Short exercise: Work through the data line by line, gathering every line that has the word "accent".

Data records

※ ※ ※

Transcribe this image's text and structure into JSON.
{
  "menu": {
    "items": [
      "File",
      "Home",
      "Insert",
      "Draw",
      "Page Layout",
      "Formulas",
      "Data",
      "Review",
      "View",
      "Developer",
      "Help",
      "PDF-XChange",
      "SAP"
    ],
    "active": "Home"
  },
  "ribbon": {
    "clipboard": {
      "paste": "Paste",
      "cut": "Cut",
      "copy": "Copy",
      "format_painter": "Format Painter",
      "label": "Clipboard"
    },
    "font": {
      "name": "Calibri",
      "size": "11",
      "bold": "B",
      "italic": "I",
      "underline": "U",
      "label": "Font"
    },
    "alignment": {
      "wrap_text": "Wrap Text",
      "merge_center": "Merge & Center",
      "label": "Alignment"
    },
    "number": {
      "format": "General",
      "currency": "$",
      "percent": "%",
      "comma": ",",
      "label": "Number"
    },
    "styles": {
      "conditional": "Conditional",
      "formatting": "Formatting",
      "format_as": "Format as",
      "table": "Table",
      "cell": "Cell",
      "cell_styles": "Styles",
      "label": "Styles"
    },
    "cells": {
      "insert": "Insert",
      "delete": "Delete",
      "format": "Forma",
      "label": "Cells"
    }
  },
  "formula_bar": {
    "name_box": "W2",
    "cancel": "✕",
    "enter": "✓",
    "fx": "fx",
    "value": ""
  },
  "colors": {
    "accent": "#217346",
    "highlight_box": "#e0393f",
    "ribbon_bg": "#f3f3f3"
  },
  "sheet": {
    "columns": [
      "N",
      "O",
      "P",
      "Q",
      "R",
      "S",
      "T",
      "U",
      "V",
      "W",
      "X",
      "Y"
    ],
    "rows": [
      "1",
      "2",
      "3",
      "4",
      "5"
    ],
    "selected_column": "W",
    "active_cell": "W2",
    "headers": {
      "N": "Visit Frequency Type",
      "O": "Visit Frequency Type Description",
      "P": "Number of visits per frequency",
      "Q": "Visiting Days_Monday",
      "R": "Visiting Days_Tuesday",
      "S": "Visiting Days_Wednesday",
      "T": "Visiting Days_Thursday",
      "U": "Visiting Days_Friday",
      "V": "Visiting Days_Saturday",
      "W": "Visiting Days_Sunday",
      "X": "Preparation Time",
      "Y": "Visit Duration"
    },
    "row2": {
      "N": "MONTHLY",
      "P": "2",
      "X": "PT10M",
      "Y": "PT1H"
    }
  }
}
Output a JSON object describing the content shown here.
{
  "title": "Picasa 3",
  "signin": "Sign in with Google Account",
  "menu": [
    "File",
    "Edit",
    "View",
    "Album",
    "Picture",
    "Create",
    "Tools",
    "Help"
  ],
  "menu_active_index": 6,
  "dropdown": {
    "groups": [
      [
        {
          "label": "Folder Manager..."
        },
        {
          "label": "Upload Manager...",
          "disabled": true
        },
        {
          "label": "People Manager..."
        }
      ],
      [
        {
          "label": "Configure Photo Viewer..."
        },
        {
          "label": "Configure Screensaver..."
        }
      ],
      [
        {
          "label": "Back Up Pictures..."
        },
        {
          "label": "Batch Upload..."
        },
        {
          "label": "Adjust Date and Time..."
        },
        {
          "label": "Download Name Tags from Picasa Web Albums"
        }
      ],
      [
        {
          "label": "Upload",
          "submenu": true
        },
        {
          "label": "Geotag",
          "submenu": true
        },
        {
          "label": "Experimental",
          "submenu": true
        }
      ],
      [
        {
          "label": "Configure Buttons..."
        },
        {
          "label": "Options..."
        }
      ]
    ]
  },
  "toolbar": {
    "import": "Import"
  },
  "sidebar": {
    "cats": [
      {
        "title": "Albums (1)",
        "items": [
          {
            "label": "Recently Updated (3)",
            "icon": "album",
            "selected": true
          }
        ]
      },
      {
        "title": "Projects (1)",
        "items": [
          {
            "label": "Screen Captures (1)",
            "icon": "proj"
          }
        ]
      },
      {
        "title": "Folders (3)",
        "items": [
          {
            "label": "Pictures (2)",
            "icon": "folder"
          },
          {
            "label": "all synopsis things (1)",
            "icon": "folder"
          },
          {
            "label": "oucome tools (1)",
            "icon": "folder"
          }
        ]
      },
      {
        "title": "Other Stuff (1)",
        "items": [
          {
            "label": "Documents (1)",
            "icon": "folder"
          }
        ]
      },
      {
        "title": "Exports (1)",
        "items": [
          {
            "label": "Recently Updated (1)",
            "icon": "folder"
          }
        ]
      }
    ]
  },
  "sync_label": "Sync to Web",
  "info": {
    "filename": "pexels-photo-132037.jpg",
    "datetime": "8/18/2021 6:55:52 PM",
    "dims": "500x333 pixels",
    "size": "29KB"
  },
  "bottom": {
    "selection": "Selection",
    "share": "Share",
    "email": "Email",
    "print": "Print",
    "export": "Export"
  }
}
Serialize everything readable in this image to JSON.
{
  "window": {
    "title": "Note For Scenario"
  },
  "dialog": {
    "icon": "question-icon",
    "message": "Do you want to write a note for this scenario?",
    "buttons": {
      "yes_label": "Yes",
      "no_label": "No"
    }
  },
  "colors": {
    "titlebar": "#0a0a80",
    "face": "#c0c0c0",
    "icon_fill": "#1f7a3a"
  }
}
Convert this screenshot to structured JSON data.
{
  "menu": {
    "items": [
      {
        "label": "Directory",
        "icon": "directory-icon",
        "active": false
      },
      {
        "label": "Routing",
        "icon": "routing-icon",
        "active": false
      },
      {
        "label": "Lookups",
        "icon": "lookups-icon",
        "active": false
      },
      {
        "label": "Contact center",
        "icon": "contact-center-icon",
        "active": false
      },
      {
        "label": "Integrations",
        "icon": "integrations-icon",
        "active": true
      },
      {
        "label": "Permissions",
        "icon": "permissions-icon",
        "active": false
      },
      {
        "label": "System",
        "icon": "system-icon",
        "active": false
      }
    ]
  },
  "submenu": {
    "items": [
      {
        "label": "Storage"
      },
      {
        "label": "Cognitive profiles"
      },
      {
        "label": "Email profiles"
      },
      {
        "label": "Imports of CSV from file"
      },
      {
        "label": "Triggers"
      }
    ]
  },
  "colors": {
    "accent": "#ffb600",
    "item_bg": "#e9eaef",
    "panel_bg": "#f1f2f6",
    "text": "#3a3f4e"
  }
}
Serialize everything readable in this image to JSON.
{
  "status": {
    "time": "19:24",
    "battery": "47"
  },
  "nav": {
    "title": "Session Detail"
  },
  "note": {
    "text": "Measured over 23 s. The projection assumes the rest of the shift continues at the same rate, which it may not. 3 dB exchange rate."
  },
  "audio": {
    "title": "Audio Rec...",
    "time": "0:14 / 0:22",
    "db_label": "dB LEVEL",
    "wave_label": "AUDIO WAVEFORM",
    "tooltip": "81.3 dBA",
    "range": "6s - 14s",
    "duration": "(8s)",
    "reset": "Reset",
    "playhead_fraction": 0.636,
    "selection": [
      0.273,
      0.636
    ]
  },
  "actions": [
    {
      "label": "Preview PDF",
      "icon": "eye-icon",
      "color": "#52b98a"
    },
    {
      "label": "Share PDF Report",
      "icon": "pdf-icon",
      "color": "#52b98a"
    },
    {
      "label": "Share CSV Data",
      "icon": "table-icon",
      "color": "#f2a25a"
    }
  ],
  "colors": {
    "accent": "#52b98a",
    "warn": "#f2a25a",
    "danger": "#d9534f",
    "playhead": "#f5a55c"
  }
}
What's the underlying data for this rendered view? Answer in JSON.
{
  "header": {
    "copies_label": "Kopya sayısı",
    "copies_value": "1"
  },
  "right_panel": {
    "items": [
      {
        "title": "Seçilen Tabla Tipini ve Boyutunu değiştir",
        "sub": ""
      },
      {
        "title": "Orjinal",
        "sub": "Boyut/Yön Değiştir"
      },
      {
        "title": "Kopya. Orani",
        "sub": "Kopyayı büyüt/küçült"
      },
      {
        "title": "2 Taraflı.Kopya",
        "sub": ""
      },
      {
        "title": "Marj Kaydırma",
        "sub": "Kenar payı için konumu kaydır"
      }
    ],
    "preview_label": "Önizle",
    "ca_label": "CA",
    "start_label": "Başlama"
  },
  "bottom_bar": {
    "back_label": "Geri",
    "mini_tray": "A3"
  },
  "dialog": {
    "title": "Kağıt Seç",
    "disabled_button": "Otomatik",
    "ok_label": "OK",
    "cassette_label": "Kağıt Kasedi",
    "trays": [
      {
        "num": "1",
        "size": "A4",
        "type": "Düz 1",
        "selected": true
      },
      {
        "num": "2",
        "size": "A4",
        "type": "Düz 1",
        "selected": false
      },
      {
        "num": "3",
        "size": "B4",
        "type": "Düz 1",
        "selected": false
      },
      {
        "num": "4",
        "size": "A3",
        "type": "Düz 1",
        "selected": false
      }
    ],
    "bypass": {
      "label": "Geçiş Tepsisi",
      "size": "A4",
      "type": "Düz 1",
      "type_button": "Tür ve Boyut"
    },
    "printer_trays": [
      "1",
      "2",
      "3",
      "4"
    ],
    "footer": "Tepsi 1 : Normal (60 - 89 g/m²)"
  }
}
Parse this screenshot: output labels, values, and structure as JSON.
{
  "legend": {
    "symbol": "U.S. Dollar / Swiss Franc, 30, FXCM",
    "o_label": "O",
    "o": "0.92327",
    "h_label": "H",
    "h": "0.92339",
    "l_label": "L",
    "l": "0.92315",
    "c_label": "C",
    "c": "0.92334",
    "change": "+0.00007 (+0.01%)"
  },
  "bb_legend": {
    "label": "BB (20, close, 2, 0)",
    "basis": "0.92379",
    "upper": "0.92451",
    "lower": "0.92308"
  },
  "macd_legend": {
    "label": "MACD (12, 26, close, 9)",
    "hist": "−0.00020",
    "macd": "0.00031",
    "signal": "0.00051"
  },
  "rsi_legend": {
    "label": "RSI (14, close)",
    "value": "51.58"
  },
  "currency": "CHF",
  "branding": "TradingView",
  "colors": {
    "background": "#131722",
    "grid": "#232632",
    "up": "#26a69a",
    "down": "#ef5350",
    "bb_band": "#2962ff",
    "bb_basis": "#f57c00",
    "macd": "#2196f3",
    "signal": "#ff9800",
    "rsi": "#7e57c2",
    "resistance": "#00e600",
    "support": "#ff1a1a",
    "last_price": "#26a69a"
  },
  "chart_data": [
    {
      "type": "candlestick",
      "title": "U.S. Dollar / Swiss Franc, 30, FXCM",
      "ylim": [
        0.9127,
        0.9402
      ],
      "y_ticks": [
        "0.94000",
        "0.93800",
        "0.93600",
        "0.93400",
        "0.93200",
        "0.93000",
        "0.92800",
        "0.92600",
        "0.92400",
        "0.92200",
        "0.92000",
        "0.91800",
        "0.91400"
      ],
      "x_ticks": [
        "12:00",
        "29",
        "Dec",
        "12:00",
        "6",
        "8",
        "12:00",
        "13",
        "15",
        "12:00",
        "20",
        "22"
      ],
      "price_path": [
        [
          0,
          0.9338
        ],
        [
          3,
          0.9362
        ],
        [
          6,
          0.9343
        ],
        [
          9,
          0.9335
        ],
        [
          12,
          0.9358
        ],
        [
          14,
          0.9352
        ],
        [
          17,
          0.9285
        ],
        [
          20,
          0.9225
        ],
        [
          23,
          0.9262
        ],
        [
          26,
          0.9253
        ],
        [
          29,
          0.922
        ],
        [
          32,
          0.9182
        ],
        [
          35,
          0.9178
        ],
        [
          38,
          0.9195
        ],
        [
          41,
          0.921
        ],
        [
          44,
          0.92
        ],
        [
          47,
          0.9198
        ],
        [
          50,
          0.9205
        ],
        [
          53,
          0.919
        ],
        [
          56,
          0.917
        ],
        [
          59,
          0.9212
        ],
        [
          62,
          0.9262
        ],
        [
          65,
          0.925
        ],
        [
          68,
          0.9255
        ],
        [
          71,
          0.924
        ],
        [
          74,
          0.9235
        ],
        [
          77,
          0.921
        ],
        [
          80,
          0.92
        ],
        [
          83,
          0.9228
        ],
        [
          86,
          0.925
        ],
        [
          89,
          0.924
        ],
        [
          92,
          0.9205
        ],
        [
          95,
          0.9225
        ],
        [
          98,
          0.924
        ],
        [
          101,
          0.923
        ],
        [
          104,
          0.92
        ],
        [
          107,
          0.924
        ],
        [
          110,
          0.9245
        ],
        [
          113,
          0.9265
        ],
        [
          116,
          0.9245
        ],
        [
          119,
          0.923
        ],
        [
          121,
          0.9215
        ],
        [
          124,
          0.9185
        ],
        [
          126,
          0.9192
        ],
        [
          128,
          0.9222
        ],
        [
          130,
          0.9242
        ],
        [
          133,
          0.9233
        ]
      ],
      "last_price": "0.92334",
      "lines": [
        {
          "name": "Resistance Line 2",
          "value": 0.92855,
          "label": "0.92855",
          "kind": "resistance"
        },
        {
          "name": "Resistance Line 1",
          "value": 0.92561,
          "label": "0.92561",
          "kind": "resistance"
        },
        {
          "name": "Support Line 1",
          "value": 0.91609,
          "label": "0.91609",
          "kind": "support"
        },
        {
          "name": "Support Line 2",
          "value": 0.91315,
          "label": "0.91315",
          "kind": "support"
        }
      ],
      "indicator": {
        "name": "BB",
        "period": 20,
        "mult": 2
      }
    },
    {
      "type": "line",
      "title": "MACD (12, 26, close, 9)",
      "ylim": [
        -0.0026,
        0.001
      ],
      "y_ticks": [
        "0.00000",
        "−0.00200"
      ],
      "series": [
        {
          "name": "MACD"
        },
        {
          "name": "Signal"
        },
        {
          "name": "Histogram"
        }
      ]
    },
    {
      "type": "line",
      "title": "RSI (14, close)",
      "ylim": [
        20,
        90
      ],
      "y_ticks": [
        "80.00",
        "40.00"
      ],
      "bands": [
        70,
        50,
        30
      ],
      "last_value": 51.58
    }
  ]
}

※ ※ ※

Result of this task:
    "accent": "#217346",
    "accent": "#ffb600",
    "accent": "#52b98a",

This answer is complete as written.